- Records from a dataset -
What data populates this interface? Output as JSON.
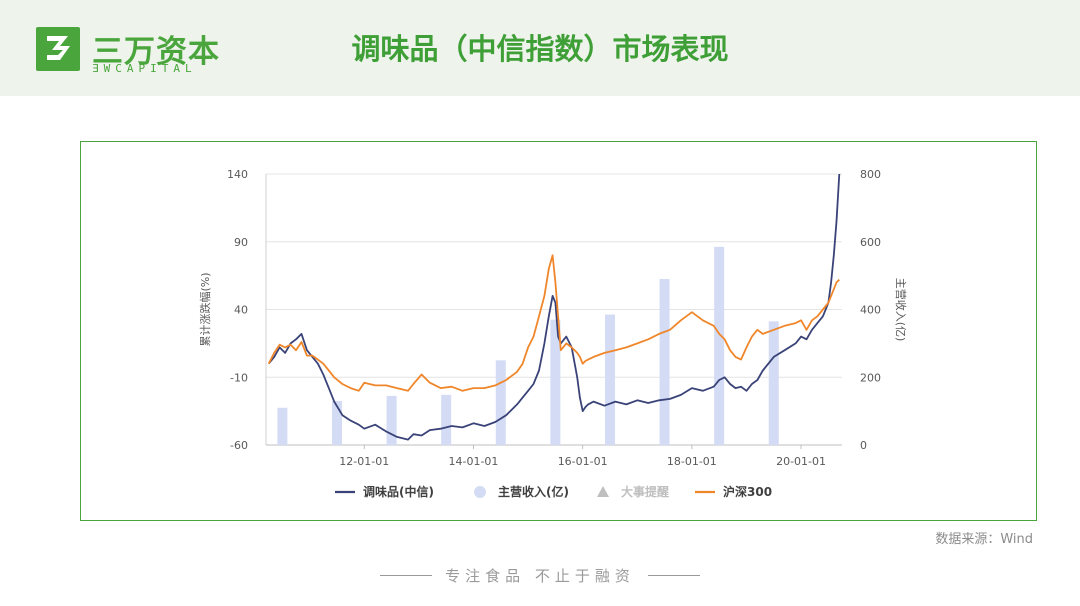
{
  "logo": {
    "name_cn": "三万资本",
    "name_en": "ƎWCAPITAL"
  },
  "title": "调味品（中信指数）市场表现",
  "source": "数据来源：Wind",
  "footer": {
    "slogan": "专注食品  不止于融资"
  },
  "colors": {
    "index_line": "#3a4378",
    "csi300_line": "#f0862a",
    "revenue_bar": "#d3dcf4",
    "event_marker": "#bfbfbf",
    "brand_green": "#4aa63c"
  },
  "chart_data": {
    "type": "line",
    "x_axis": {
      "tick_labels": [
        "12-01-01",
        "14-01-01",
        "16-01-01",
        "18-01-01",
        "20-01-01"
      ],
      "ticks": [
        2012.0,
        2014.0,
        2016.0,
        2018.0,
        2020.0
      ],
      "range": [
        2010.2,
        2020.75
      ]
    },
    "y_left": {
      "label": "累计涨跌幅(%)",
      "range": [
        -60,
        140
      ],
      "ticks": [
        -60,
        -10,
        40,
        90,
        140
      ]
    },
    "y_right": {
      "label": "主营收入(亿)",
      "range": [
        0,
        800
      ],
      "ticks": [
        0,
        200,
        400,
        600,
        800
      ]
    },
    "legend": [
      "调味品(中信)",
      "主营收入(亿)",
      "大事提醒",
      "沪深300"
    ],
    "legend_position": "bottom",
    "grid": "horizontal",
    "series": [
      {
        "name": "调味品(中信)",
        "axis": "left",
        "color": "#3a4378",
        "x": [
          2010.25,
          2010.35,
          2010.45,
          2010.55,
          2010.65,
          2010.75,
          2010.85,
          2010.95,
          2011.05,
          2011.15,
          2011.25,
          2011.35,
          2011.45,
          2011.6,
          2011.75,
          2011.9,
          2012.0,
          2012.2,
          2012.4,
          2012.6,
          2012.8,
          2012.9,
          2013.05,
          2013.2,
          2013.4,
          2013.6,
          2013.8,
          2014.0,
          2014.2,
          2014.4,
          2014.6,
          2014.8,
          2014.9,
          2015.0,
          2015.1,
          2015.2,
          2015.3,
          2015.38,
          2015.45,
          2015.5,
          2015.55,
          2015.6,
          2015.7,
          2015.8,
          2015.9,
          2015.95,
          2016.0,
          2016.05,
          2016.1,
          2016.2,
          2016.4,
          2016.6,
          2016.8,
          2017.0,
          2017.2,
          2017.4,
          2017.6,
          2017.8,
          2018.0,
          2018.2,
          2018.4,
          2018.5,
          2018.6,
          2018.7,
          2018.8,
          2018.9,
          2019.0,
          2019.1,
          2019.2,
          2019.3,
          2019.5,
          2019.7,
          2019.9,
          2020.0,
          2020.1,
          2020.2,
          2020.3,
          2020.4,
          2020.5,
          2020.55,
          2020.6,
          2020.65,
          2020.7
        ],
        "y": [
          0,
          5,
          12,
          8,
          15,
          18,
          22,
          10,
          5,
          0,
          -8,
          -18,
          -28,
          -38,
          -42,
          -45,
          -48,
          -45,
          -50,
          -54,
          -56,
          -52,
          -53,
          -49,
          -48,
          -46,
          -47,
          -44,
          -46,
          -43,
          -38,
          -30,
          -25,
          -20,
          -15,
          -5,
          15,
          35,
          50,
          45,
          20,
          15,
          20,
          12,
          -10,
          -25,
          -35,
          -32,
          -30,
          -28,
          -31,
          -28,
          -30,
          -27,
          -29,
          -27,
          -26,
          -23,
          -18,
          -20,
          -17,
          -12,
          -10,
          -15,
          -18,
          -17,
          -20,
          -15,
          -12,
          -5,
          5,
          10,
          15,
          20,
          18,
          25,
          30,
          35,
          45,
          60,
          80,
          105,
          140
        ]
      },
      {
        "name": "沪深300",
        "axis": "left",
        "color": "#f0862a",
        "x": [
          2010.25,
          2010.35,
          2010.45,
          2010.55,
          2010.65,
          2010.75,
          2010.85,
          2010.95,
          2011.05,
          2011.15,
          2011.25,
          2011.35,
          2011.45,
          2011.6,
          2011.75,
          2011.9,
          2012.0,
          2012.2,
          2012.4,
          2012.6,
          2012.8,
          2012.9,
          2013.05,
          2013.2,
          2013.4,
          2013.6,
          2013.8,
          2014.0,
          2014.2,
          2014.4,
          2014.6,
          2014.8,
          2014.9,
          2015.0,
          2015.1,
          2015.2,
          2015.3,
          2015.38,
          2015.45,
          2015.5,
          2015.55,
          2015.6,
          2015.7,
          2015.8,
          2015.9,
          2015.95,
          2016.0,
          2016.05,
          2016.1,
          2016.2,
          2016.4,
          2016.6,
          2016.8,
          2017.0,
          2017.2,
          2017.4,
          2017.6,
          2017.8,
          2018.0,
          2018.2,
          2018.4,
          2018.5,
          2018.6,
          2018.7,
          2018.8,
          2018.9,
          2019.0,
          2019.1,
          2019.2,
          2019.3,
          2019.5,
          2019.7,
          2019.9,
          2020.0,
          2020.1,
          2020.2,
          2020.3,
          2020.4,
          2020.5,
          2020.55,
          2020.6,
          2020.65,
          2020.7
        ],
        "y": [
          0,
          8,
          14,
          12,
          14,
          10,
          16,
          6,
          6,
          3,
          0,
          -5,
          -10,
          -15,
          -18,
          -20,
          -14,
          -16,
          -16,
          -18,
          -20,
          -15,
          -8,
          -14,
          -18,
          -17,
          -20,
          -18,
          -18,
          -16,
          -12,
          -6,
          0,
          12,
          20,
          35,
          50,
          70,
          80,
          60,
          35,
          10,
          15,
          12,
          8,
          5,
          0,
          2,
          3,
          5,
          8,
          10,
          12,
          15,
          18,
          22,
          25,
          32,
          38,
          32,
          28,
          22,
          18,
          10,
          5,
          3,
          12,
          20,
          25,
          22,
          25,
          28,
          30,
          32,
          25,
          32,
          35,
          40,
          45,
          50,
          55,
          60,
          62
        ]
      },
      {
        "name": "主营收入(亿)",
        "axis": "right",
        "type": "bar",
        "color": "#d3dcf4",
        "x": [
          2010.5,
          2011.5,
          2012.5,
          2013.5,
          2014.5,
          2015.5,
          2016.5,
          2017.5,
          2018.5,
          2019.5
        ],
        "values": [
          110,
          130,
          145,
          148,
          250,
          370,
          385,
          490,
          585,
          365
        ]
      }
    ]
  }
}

- TO DO -
Return all of the entries word for word, but omit the pictures.

- PROBLEM SOLUTION -
What data populates this interface? Output as JSON.
{
  "logo": {
    "name_cn": "三万资本",
    "name_en": "ƎWCAPITAL"
  },
  "title": "调味品（中信指数）市场表现",
  "source": "数据来源：Wind",
  "footer": {
    "slogan": "专注食品  不止于融资"
  },
  "colors": {
    "index_line": "#3a4378",
    "csi300_line": "#f0862a",
    "revenue_bar": "#d3dcf4",
    "event_marker": "#bfbfbf",
    "brand_green": "#4aa63c"
  },
  "chart_data": {
    "type": "line",
    "x_axis": {
      "tick_labels": [
        "12-01-01",
        "14-01-01",
        "16-01-01",
        "18-01-01",
        "20-01-01"
      ],
      "ticks": [
        2012.0,
        2014.0,
        2016.0,
        2018.0,
        2020.0
      ],
      "range": [
        2010.2,
        2020.75
      ]
    },
    "y_left": {
      "label": "累计涨跌幅(%)",
      "range": [
        -60,
        140
      ],
      "ticks": [
        -60,
        -10,
        40,
        90,
        140
      ]
    },
    "y_right": {
      "label": "主营收入(亿)",
      "range": [
        0,
        800
      ],
      "ticks": [
        0,
        200,
        400,
        600,
        800
      ]
    },
    "legend": [
      "调味品(中信)",
      "主营收入(亿)",
      "大事提醒",
      "沪深300"
    ],
    "legend_position": "bottom",
    "grid": "horizontal",
    "series": [
      {
        "name": "调味品(中信)",
        "axis": "left",
        "color": "#3a4378",
        "x": [
          2010.25,
          2010.35,
          2010.45,
          2010.55,
          2010.65,
          2010.75,
          2010.85,
          2010.95,
          2011.05,
          2011.15,
          2011.25,
          2011.35,
          2011.45,
          2011.6,
          2011.75,
          2011.9,
          2012.0,
          2012.2,
          2012.4,
          2012.6,
          2012.8,
          2012.9,
          2013.05,
          2013.2,
          2013.4,
          2013.6,
          2013.8,
          2014.0,
          2014.2,
          2014.4,
          2014.6,
          2014.8,
          2014.9,
          2015.0,
          2015.1,
          2015.2,
          2015.3,
          2015.38,
          2015.45,
          2015.5,
          2015.55,
          2015.6,
          2015.7,
          2015.8,
          2015.9,
          2015.95,
          2016.0,
          2016.05,
          2016.1,
          2016.2,
          2016.4,
          2016.6,
          2016.8,
          2017.0,
          2017.2,
          2017.4,
          2017.6,
          2017.8,
          2018.0,
          2018.2,
          2018.4,
          2018.5,
          2018.6,
          2018.7,
          2018.8,
          2018.9,
          2019.0,
          2019.1,
          2019.2,
          2019.3,
          2019.5,
          2019.7,
          2019.9,
          2020.0,
          2020.1,
          2020.2,
          2020.3,
          2020.4,
          2020.5,
          2020.55,
          2020.6,
          2020.65,
          2020.7
        ],
        "y": [
          0,
          5,
          12,
          8,
          15,
          18,
          22,
          10,
          5,
          0,
          -8,
          -18,
          -28,
          -38,
          -42,
          -45,
          -48,
          -45,
          -50,
          -54,
          -56,
          -52,
          -53,
          -49,
          -48,
          -46,
          -47,
          -44,
          -46,
          -43,
          -38,
          -30,
          -25,
          -20,
          -15,
          -5,
          15,
          35,
          50,
          45,
          20,
          15,
          20,
          12,
          -10,
          -25,
          -35,
          -32,
          -30,
          -28,
          -31,
          -28,
          -30,
          -27,
          -29,
          -27,
          -26,
          -23,
          -18,
          -20,
          -17,
          -12,
          -10,
          -15,
          -18,
          -17,
          -20,
          -15,
          -12,
          -5,
          5,
          10,
          15,
          20,
          18,
          25,
          30,
          35,
          45,
          60,
          80,
          105,
          140
        ]
      },
      {
        "name": "沪深300",
        "axis": "left",
        "color": "#f0862a",
        "x": [
          2010.25,
          2010.35,
          2010.45,
          2010.55,
          2010.65,
          2010.75,
          2010.85,
          2010.95,
          2011.05,
          2011.15,
          2011.25,
          2011.35,
          2011.45,
          2011.6,
          2011.75,
          2011.9,
          2012.0,
          2012.2,
          2012.4,
          2012.6,
          2012.8,
          2012.9,
          2013.05,
          2013.2,
          2013.4,
          2013.6,
          2013.8,
          2014.0,
          2014.2,
          2014.4,
          2014.6,
          2014.8,
          2014.9,
          2015.0,
          2015.1,
          2015.2,
          2015.3,
          2015.38,
          2015.45,
          2015.5,
          2015.55,
          2015.6,
          2015.7,
          2015.8,
          2015.9,
          2015.95,
          2016.0,
          2016.05,
          2016.1,
          2016.2,
          2016.4,
          2016.6,
          2016.8,
          2017.0,
          2017.2,
          2017.4,
          2017.6,
          2017.8,
          2018.0,
          2018.2,
          2018.4,
          2018.5,
          2018.6,
          2018.7,
          2018.8,
          2018.9,
          2019.0,
          2019.1,
          2019.2,
          2019.3,
          2019.5,
          2019.7,
          2019.9,
          2020.0,
          2020.1,
          2020.2,
          2020.3,
          2020.4,
          2020.5,
          2020.55,
          2020.6,
          2020.65,
          2020.7
        ],
        "y": [
          0,
          8,
          14,
          12,
          14,
          10,
          16,
          6,
          6,
          3,
          0,
          -5,
          -10,
          -15,
          -18,
          -20,
          -14,
          -16,
          -16,
          -18,
          -20,
          -15,
          -8,
          -14,
          -18,
          -17,
          -20,
          -18,
          -18,
          -16,
          -12,
          -6,
          0,
          12,
          20,
          35,
          50,
          70,
          80,
          60,
          35,
          10,
          15,
          12,
          8,
          5,
          0,
          2,
          3,
          5,
          8,
          10,
          12,
          15,
          18,
          22,
          25,
          32,
          38,
          32,
          28,
          22,
          18,
          10,
          5,
          3,
          12,
          20,
          25,
          22,
          25,
          28,
          30,
          32,
          25,
          32,
          35,
          40,
          45,
          50,
          55,
          60,
          62
        ]
      },
      {
        "name": "主营收入(亿)",
        "axis": "right",
        "type": "bar",
        "color": "#d3dcf4",
        "x": [
          2010.5,
          2011.5,
          2012.5,
          2013.5,
          2014.5,
          2015.5,
          2016.5,
          2017.5,
          2018.5,
          2019.5
        ],
        "values": [
          110,
          130,
          145,
          148,
          250,
          370,
          385,
          490,
          585,
          365
        ]
      }
    ]
  }
}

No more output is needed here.